**WHAT THE TASK REQUIRES**
Every line below that contains "南京大学" is to be copied.

[Data entries]
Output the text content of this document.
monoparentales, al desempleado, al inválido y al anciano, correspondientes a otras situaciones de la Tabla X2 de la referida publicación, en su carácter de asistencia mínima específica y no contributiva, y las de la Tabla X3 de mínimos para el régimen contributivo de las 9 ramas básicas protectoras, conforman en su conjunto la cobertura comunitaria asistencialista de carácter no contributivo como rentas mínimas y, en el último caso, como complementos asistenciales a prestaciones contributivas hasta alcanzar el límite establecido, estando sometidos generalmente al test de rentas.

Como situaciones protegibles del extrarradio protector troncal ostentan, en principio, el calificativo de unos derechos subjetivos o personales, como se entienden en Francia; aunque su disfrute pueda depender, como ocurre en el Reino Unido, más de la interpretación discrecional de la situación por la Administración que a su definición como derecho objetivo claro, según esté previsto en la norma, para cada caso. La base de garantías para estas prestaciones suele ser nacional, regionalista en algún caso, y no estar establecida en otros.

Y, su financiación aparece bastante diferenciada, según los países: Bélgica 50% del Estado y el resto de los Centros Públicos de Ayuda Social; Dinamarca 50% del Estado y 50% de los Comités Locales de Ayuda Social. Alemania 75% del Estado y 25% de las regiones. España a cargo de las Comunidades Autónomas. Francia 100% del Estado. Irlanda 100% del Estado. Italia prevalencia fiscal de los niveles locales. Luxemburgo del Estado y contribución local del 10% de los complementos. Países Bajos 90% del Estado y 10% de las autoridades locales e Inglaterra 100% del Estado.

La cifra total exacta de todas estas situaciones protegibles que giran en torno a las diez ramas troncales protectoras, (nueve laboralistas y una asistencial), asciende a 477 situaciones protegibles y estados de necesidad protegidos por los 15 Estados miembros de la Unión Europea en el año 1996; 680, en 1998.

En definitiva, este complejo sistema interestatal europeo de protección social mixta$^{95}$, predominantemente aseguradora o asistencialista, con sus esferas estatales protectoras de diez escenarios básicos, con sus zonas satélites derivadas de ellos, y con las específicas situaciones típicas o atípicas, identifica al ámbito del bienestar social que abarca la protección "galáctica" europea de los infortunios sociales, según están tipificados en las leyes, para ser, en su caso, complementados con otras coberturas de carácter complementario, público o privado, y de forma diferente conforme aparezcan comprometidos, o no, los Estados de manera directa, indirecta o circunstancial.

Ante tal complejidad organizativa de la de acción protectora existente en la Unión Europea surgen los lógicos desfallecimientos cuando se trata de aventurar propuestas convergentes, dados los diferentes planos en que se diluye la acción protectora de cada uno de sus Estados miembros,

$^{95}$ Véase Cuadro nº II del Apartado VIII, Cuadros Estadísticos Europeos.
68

* * *

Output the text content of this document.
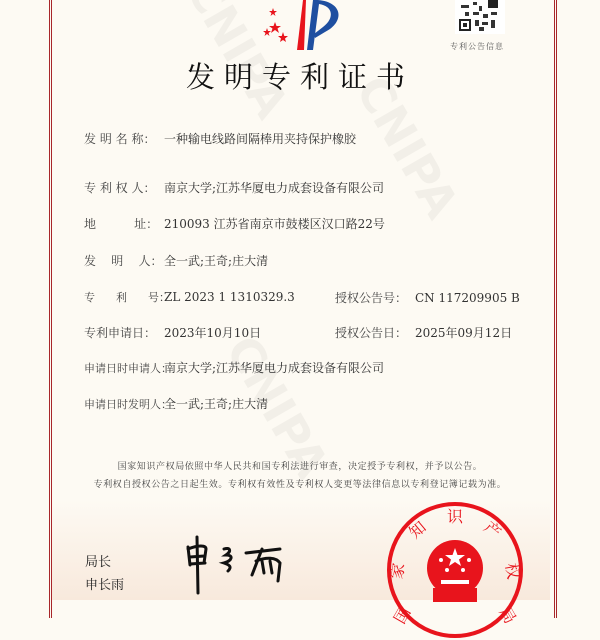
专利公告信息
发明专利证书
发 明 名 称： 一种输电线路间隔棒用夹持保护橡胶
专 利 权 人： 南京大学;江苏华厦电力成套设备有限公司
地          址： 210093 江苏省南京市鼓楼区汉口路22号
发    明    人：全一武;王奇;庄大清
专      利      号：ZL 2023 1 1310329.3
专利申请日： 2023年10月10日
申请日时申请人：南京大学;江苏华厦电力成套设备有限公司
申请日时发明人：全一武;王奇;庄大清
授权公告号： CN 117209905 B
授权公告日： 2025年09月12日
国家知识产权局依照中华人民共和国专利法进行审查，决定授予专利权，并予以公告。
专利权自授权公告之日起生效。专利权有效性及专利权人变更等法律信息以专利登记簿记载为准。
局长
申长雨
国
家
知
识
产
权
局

**EXPECTED OUTPUT**
专 利 权 人： 南京大学;江苏华厦电力成套设备有限公司
申请日时申请人：南京大学;江苏华厦电力成套设备有限公司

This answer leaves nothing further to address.